— Exercise —
Reproduce all of the data below word for word, leaving out the pictures.

— Available data —
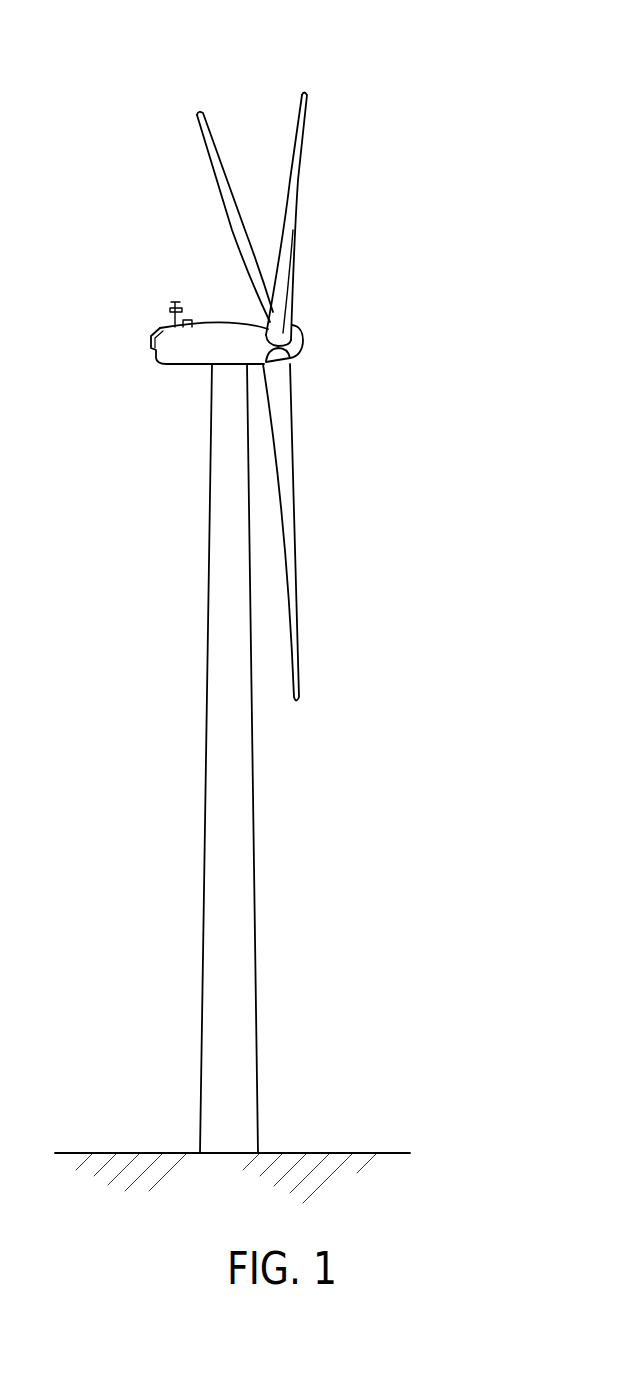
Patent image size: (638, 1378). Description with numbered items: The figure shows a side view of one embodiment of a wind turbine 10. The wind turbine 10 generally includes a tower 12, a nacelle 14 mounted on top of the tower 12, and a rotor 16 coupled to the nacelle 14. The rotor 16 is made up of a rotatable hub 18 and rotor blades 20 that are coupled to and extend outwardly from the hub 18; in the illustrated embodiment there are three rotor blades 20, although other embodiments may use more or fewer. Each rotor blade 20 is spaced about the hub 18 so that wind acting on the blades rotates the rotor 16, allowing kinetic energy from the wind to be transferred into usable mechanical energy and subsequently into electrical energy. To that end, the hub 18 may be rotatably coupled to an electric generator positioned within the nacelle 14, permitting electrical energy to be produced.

The wind turbine 10 is at (347, 52).
The tower 12 is at (213, 856).
The nacelle 14 is at (188, 367).
The rotor 16 is at (304, 318).
The rotatable hub 18 is at (303, 345).
The rotor blade 20 is at (300, 101).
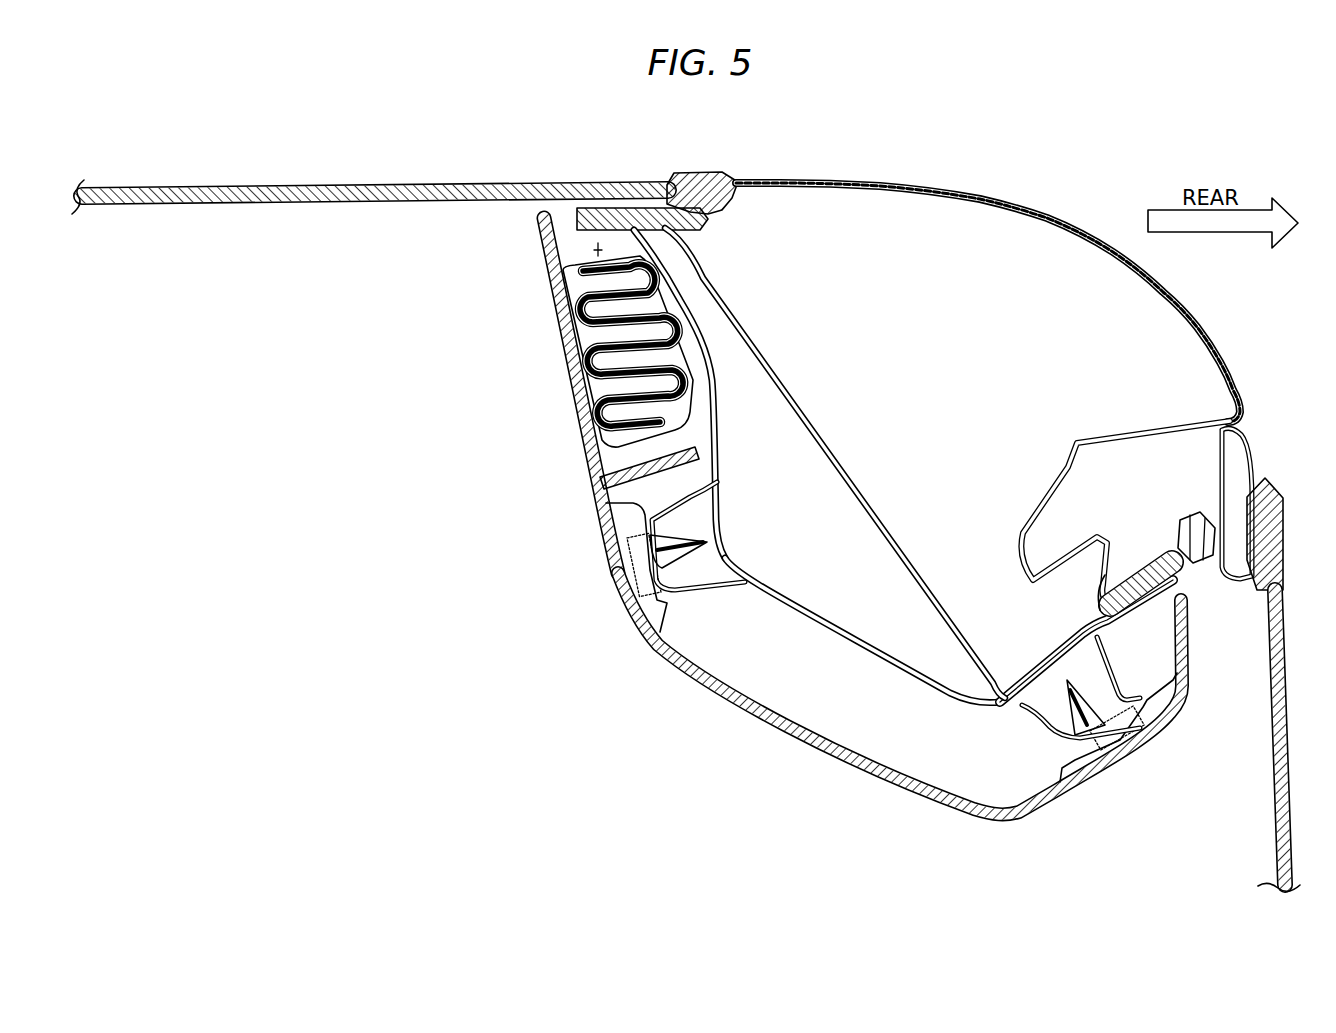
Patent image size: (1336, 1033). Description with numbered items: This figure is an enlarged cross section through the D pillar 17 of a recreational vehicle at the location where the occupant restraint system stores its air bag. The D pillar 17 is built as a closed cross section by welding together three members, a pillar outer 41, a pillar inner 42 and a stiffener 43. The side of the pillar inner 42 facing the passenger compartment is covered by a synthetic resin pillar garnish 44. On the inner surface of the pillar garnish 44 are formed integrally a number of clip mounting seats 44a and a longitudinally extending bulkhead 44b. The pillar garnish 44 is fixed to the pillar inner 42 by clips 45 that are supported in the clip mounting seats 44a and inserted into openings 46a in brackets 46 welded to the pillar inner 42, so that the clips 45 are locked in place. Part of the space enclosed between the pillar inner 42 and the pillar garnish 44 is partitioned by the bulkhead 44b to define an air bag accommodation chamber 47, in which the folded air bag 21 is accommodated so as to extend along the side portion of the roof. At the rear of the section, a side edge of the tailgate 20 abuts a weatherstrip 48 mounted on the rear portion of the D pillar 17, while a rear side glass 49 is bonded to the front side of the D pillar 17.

The D pillar 17 is at (1103, 226).
The tailgate 20 is at (1293, 593).
The air bag 21 is at (585, 345).
The pillar outer 41 is at (992, 191).
The pillar inner 42 is at (846, 627).
The stiffener 43 is at (862, 498).
The pillar garnish 44 is at (844, 511).
The clip mounting seat 44a is at (638, 590).
The bulkhead 44b is at (668, 458).
The clip 45 is at (708, 544).
The bracket 46 is at (717, 604).
The opening 46a is at (636, 560).
The air bag accommodation chamber 47 is at (695, 427).
The weatherstrip 48 is at (1187, 518).
The rear side glass 49 is at (372, 186).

— The reply —
Patent image size: (638, 1378). Description with numbered items: The figure shows a side view of one embodiment of a wind turbine 10. The wind turbine 10 generally includes a tower 12, a nacelle 14 mounted on top of the tower 12, and a rotor 16 coupled to the nacelle 14. The rotor 16 is made up of a rotatable hub 18 and rotor blades 20 that are coupled to and extend outwardly from the hub 18; in the illustrated embodiment there are three rotor blades 20, although other embodiments may use more or fewer. Each rotor blade 20 is spaced about the hub 18 so that wind acting on the blades rotates the rotor 16, allowing kinetic energy from the wind to be transferred into usable mechanical energy and subsequently into electrical energy. To that end, the hub 18 may be rotatably coupled to an electric generator positioned within the nacelle 14, permitting electrical energy to be produced.

The wind turbine 10 is at (347, 52).
The tower 12 is at (213, 856).
The nacelle 14 is at (188, 367).
The rotor 16 is at (304, 318).
The rotatable hub 18 is at (303, 345).
The rotor blade 20 is at (300, 101).
Patent image size: (1336, 1033). Description with numbered items: This figure is an enlarged cross section through the D pillar 17 of a recreational vehicle at the location where the occupant restraint system stores its air bag. The D pillar 17 is built as a closed cross section by welding together three members, a pillar outer 41, a pillar inner 42 and a stiffener 43. The side of the pillar inner 42 facing the passenger compartment is covered by a synthetic resin pillar garnish 44. On the inner surface of the pillar garnish 44 are formed integrally a number of clip mounting seats 44a and a longitudinally extending bulkhead 44b. The pillar garnish 44 is fixed to the pillar inner 42 by clips 45 that are supported in the clip mounting seats 44a and inserted into openings 46a in brackets 46 welded to the pillar inner 42, so that the clips 45 are locked in place. Part of the space enclosed between the pillar inner 42 and the pillar garnish 44 is partitioned by the bulkhead 44b to define an air bag accommodation chamber 47, in which the folded air bag 21 is accommodated so as to extend along the side portion of the roof. At the rear of the section, a side edge of the tailgate 20 abuts a weatherstrip 48 mounted on the rear portion of the D pillar 17, while a rear side glass 49 is bonded to the front side of the D pillar 17.

The D pillar 17 is at (1103, 226).
The tailgate 20 is at (1293, 593).
The air bag 21 is at (585, 345).
The pillar outer 41 is at (992, 191).
The pillar inner 42 is at (846, 627).
The stiffener 43 is at (862, 498).
The pillar garnish 44 is at (844, 511).
The clip mounting seat 44a is at (638, 590).
The bulkhead 44b is at (668, 458).
The clip 45 is at (708, 544).
The bracket 46 is at (717, 604).
The opening 46a is at (636, 560).
The air bag accommodation chamber 47 is at (695, 427).
The weatherstrip 48 is at (1187, 518).
The rear side glass 49 is at (372, 186).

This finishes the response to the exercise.